### EXERCISE MATERIAL
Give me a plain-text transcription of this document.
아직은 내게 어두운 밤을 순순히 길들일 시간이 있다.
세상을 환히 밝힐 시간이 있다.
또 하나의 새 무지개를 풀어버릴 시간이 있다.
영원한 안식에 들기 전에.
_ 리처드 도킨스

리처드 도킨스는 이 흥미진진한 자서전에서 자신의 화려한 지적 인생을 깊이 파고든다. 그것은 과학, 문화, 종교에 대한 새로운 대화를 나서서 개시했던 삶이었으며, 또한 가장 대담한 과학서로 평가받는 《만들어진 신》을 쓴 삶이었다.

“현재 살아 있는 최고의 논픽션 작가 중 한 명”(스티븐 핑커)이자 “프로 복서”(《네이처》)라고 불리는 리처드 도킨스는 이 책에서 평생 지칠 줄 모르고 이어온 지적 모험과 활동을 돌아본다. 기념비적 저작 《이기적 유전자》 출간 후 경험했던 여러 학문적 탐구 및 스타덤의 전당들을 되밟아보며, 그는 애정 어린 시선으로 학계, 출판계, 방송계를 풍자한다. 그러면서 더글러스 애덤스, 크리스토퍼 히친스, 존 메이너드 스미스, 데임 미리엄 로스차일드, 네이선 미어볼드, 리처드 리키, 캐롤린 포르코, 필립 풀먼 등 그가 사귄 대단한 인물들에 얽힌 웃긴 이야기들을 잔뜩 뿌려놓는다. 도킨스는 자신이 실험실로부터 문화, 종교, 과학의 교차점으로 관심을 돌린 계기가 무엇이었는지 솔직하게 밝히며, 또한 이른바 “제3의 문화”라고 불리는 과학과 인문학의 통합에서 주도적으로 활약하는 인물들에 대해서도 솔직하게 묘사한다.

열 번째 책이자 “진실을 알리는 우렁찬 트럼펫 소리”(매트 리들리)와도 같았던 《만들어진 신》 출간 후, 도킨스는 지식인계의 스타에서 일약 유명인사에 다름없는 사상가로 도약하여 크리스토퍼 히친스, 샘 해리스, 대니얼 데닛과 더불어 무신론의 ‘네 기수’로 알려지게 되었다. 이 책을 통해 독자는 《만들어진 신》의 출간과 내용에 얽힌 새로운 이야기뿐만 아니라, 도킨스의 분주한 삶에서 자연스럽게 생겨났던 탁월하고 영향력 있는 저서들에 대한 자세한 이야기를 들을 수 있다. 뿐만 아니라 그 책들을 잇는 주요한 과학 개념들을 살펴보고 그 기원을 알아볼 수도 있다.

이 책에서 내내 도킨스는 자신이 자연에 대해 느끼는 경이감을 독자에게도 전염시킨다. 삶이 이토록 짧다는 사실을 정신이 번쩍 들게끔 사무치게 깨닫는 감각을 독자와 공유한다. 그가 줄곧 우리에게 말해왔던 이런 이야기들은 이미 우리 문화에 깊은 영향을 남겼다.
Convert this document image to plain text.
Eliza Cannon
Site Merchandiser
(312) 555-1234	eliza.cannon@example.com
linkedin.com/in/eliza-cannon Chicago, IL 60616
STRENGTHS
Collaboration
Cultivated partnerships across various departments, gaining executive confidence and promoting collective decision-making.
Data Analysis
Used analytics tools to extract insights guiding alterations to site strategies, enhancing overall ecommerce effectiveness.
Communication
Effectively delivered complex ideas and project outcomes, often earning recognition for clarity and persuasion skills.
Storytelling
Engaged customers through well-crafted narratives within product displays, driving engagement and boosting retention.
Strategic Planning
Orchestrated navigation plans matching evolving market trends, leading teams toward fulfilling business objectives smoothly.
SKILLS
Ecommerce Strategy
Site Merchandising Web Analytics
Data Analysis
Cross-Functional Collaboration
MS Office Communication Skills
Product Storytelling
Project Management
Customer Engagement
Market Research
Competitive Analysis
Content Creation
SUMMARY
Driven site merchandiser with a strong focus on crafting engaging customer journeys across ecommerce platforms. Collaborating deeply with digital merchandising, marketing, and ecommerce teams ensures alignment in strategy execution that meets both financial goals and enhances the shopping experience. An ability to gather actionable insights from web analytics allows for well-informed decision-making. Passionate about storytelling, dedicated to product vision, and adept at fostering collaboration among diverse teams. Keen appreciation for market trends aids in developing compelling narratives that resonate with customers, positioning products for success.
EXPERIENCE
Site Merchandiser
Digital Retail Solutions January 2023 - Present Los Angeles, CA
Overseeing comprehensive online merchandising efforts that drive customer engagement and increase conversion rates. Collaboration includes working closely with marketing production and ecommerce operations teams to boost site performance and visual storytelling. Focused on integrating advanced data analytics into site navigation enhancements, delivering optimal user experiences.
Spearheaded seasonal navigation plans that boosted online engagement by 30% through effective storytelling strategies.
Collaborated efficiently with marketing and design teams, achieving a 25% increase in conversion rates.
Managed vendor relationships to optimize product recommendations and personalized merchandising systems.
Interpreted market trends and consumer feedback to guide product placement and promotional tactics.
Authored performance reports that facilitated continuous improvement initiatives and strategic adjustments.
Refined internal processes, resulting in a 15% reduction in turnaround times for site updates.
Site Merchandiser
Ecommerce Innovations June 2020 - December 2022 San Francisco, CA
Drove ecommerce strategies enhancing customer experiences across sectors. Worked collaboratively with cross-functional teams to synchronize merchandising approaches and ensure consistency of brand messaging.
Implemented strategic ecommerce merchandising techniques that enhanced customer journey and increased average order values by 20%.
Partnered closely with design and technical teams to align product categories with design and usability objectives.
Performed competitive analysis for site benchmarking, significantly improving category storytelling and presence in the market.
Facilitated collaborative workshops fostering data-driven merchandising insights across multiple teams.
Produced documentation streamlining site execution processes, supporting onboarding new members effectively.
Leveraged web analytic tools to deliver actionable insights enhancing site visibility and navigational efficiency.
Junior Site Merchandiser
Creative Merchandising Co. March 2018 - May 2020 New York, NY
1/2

### TASK GOAL
Using the records above, copy each line that contains "rates".

### SOLUTION TO THIS TASK
Overseeing comprehensive online merchandising efforts that drive customer engagement and increase conversion rates. Collaboration includes working closely with marketing production and ecommerce operations teams to boost site performance and visual storytelling. Focused on integrating advanced data analytics into site navigation enhancements, delivering optimal user experiences.
Collaborated efficiently with marketing and design teams, achieving a 25% increase in conversion rates.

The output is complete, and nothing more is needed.